__Prompt A__
In the article about the Dropbox breach, who is named as head of trust and security at Dropbox?
__Prompt B__
Transcribe the article about the Dropbox breach word for word, from "It also encouraged" to "in the email.".

__Text provided__

──────────

Intruders Pilfered Over 68 Million Passwords In 2012 Dropbox Breach
But all passwords were hashed and salted and no evidence they have been misused, company says.
August 31, 2016
Reports this week that as many as 68 million email addresses and passwords were leaked online as the result of a 2012 breach of Dropbox has grabbed wide attention for its sheer scope. But the fact that all of the passwords were hashed and salted makes the incident less severe for users than it otherwise might have been.
In a seemingly routine email, Dropbox last week said that users who had signed up for the service prior to 2012 and had not changed their password since then would be prompted to reset it when they next attempted to sign in.
It also encouraged individuals who used their Dropbox password to log into other sites to change passwords to those sites as well, and recommended that they enable two-factor authentication as an additional security measure for protecting access to their accounts.
The company described the move to proactive reset user passwords as a purely preventive measure and not because there was any indication of accounts being breached. “Our security teams are always watching out for new threats to our users,” said Patrick Heim, head of trust and security at Dropbox in the email.
As part of these efforts, the company learned about a set of email addresses, together with hashed and salted passwords, that were illegally obtained in a 2012 security incident and subsequently leaked online.

──────────

__Records shown__

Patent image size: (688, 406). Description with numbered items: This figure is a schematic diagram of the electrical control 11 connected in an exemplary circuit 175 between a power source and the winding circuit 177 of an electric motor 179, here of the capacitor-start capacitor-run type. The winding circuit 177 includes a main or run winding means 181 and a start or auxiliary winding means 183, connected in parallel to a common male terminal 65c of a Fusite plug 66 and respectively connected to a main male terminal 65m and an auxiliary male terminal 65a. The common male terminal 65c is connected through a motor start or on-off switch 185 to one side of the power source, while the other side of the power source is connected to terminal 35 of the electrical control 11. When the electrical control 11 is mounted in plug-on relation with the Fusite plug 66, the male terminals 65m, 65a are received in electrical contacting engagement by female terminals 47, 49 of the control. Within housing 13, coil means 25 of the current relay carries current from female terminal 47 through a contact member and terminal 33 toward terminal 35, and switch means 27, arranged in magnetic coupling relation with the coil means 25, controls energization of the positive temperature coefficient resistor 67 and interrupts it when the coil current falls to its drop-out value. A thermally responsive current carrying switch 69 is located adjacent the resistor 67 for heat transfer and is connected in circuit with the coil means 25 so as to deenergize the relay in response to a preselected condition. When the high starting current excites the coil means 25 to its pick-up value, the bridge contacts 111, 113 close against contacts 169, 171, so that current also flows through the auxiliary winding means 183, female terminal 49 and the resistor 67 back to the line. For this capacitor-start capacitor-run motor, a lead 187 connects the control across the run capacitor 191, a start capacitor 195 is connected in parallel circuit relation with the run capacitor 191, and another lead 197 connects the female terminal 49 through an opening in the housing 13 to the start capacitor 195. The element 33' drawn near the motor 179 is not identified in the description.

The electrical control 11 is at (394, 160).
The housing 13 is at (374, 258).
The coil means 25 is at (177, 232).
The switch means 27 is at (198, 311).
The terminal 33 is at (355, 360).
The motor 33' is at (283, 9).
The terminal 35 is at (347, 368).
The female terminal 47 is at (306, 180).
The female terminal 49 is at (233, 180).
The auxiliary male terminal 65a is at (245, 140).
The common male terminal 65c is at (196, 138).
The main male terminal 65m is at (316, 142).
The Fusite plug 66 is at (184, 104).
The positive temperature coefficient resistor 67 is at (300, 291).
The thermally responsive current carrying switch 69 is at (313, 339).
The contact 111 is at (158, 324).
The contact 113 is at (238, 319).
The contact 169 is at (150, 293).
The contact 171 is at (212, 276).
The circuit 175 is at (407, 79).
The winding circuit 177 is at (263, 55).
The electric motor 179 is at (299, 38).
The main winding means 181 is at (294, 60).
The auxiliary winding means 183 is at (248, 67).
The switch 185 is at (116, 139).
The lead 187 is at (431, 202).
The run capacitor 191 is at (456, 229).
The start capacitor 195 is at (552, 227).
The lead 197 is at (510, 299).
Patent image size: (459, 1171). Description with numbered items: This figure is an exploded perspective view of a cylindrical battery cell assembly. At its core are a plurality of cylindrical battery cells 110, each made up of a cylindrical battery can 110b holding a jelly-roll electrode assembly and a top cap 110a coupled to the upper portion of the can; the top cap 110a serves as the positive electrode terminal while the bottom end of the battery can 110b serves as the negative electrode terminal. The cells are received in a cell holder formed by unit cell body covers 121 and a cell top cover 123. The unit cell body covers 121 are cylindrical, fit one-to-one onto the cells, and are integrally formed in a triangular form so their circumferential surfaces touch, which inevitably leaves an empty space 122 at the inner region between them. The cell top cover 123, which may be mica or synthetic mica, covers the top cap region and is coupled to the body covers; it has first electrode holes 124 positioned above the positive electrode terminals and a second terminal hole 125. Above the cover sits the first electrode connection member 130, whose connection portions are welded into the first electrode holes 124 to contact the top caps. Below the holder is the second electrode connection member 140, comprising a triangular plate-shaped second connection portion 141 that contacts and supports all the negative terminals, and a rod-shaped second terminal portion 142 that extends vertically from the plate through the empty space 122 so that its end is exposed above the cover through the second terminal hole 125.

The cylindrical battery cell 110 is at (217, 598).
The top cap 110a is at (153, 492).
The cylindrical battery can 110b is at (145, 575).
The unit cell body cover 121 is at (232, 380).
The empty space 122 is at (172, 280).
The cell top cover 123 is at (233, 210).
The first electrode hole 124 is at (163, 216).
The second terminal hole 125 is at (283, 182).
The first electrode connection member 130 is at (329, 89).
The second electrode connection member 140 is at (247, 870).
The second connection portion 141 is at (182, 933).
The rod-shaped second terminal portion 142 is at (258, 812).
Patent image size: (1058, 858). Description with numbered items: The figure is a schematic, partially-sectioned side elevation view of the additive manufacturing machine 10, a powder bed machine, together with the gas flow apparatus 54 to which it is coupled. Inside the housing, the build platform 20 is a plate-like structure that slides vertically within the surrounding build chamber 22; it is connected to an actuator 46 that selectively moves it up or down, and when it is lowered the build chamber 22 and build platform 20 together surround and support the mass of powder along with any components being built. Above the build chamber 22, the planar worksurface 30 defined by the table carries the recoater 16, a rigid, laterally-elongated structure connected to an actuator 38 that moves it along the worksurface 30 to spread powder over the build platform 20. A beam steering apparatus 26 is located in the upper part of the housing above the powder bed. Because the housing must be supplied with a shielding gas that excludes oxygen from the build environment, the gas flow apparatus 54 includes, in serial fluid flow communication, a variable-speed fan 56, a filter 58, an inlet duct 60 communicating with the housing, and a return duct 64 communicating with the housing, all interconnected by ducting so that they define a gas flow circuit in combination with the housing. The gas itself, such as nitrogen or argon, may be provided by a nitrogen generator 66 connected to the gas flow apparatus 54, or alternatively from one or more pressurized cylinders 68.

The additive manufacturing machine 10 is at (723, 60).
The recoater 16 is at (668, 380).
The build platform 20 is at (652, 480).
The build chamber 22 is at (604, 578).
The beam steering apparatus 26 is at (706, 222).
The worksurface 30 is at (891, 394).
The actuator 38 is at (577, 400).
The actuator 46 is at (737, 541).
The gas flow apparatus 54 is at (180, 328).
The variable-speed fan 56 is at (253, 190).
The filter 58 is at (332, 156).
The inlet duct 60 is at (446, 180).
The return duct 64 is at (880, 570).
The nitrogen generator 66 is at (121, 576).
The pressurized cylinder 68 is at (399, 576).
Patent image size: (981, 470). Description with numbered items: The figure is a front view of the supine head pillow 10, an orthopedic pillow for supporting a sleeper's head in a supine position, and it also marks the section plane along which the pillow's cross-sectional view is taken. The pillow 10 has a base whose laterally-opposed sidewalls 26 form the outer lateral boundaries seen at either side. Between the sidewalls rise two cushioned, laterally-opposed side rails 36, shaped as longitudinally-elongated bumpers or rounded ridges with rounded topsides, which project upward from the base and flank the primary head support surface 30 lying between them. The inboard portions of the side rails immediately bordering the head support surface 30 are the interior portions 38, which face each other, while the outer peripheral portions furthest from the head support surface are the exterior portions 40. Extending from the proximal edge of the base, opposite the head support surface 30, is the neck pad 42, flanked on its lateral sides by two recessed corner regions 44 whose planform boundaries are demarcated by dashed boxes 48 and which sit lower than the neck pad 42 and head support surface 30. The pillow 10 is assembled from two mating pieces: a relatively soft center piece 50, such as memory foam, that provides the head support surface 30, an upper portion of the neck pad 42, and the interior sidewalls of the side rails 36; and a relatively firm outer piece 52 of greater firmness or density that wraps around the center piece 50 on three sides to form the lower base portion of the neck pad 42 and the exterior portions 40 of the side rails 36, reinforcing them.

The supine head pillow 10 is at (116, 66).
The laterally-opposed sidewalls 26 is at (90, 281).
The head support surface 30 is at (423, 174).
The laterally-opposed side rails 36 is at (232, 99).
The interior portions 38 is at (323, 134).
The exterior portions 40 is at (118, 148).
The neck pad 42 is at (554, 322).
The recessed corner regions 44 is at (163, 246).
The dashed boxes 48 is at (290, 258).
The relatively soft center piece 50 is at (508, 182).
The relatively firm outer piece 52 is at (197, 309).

──────────

__Answer box A__
Patrick Heim

__Answer box B__
It also encouraged individuals who used their Dropbox password to log into other sites to change passwords to those sites as well, and recommended that they enable two-factor authentication as an additional security measure for protecting access to their accounts.
The company described the move to proactive reset user passwords as a purely preventive measure and not because there was any indication of accounts being breached. “Our security teams are always watching out for new threats to our users,” said Patrick Heim, head of trust and security at Dropbox in the email.